Written problem:
Locate every line below that contains the word "subtitle" and copy it.

Dataset records:
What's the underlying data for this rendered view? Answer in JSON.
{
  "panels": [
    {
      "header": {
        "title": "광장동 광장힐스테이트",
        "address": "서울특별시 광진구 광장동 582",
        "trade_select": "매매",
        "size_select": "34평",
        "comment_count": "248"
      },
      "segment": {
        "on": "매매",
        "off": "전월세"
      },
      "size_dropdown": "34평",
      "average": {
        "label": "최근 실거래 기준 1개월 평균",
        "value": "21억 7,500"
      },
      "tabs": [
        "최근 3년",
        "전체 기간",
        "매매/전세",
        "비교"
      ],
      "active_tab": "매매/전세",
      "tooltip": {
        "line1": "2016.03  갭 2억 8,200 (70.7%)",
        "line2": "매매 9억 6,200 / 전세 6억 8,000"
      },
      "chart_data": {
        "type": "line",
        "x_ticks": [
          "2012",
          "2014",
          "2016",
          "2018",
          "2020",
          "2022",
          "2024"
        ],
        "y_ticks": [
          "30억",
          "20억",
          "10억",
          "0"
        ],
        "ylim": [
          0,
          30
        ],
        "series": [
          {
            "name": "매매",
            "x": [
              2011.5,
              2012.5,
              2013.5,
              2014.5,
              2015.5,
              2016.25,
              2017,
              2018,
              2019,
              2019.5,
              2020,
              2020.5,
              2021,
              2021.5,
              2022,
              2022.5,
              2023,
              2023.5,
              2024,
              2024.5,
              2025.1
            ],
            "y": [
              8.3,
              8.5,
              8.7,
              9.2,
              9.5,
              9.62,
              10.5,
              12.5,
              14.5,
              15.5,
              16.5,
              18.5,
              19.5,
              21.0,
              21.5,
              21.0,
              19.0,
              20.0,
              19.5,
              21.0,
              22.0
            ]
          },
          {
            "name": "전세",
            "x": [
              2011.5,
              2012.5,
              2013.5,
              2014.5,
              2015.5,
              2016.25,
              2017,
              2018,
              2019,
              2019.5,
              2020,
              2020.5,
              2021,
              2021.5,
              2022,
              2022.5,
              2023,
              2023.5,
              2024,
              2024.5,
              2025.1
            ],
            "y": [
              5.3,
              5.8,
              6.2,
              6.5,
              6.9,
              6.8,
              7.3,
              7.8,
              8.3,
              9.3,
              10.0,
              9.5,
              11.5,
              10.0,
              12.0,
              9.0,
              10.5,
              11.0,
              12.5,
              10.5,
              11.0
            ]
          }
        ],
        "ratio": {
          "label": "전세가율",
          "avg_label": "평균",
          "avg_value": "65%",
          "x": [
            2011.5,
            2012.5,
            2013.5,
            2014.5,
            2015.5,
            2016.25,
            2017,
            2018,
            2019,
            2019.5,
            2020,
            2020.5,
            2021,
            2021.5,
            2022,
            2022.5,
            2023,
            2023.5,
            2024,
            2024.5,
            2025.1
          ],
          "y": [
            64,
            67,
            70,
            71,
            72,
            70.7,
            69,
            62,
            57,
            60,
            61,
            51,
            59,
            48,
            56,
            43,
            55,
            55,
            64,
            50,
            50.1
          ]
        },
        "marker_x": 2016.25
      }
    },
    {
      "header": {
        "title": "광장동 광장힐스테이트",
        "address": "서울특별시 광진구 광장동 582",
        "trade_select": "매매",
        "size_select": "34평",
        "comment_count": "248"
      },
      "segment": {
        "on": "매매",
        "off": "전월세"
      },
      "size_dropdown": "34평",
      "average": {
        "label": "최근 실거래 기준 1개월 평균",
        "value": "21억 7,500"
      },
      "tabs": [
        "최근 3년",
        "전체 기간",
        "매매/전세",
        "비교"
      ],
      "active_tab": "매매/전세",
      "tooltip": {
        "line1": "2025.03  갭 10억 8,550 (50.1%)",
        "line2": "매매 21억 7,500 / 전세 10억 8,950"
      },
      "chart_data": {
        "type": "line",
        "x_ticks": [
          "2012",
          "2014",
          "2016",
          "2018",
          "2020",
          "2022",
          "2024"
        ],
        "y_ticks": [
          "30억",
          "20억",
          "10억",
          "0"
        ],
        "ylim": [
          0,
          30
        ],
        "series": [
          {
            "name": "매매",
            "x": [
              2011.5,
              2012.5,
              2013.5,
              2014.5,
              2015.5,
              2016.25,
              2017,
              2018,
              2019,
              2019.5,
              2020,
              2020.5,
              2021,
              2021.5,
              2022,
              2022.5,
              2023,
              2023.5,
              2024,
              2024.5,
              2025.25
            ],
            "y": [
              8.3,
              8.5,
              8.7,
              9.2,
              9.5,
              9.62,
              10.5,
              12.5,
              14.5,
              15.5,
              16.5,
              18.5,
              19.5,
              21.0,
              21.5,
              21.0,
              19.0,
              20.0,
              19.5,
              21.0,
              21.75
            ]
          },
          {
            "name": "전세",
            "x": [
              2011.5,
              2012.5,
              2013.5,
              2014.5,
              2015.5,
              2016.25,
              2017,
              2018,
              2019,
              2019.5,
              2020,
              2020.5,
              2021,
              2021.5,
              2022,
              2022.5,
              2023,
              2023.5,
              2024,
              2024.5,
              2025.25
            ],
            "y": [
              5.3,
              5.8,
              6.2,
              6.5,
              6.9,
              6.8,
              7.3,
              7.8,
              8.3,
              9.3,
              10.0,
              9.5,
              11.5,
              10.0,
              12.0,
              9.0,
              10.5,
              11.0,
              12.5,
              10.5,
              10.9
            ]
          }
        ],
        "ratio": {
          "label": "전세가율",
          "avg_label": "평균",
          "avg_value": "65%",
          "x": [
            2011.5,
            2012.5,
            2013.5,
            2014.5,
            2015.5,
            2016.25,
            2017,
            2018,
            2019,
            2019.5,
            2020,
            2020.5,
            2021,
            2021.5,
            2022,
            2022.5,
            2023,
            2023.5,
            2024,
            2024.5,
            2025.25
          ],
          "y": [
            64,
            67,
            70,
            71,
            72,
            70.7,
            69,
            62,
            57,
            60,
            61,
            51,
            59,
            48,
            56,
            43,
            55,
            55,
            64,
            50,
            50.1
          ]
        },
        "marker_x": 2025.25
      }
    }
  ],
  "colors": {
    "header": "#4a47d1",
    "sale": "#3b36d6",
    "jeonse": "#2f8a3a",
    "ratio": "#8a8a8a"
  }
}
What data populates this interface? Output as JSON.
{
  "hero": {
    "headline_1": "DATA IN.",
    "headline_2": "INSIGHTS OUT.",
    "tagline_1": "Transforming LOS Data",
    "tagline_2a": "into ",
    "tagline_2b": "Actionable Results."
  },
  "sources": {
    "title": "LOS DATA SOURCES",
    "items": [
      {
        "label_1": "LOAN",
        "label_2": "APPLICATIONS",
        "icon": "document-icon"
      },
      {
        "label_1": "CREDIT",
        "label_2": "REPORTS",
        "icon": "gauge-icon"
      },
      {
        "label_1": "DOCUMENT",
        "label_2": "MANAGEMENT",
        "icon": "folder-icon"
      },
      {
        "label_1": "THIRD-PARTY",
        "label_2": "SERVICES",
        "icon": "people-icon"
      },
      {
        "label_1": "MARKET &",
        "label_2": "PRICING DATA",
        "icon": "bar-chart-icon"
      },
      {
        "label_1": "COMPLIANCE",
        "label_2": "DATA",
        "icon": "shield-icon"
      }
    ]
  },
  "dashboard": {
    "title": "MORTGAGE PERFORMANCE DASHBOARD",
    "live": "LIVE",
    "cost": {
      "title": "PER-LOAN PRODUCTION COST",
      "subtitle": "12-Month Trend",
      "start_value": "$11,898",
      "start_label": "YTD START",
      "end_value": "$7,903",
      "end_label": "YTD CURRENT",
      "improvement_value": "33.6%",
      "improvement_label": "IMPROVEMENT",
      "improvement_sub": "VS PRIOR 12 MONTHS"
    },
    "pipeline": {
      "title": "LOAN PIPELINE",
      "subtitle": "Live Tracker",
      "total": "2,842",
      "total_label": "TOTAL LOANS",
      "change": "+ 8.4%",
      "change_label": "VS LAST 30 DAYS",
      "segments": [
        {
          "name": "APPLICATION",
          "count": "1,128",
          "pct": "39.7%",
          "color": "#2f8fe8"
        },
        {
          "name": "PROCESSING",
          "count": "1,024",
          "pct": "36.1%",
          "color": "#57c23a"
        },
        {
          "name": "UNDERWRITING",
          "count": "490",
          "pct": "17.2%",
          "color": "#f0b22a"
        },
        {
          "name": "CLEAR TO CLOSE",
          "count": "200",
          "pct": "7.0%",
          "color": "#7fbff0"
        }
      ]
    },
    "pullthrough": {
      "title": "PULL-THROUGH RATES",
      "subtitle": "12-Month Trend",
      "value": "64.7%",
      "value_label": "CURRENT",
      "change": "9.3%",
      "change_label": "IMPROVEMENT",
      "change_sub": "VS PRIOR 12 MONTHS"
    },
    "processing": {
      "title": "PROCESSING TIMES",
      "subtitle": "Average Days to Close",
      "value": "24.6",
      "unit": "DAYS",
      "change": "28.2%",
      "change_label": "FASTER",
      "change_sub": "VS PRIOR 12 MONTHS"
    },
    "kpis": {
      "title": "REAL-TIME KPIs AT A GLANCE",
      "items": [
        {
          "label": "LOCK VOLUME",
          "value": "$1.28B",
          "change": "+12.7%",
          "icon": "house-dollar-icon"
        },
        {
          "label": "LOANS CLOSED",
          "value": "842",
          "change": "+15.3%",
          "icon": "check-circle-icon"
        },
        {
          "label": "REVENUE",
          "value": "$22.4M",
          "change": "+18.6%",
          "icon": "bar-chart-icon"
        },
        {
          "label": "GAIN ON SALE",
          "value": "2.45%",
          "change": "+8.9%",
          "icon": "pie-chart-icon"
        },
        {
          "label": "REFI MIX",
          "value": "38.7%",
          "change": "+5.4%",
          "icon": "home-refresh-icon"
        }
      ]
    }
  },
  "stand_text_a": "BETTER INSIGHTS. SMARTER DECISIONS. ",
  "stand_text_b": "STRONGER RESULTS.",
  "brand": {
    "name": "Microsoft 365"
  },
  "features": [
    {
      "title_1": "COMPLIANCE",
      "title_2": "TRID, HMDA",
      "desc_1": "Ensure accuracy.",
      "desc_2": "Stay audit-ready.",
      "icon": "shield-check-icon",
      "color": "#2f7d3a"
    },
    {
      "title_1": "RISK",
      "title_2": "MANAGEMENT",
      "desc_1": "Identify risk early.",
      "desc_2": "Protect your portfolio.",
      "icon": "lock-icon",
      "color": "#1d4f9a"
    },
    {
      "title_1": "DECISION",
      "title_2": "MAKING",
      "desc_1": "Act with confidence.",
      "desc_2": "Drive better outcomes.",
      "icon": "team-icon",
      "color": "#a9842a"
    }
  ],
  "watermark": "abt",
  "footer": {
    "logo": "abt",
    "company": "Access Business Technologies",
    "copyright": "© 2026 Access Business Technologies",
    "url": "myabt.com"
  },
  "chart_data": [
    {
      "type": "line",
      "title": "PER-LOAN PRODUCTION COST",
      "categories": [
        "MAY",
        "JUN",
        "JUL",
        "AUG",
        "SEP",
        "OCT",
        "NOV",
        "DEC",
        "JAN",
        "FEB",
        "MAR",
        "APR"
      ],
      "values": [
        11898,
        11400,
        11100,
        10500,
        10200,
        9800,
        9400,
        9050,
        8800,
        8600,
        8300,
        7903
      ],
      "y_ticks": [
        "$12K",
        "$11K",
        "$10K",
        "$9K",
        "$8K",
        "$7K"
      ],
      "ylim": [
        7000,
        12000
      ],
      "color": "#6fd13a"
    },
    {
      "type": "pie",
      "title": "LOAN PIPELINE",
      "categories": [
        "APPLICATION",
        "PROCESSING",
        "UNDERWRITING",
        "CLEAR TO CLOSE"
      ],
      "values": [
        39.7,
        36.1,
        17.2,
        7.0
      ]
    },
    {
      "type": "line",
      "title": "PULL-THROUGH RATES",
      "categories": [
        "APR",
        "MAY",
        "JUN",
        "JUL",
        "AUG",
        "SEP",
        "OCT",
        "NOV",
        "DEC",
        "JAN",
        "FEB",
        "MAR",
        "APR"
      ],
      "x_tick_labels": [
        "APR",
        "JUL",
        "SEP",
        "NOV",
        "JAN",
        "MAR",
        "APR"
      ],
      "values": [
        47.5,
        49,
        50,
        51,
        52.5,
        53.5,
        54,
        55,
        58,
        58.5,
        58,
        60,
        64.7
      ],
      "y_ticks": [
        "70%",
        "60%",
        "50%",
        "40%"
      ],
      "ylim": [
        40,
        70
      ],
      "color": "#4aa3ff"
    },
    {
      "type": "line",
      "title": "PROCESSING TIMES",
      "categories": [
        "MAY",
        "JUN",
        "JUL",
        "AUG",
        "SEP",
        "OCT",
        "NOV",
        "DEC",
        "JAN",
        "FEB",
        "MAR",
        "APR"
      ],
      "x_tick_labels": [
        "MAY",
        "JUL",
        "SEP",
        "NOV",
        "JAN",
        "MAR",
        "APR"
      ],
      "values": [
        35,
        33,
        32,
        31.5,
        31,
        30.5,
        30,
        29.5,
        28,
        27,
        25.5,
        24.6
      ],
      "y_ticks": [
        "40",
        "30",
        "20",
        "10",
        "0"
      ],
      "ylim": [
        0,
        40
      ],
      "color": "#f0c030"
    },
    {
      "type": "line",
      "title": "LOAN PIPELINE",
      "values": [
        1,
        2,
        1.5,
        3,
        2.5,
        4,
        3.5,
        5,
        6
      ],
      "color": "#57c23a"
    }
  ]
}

Expected answer:
      "subtitle": "12-Month Trend",
      "subtitle": "Live Tracker",
      "subtitle": "12-Month Trend",
      "subtitle": "Average Days to Close",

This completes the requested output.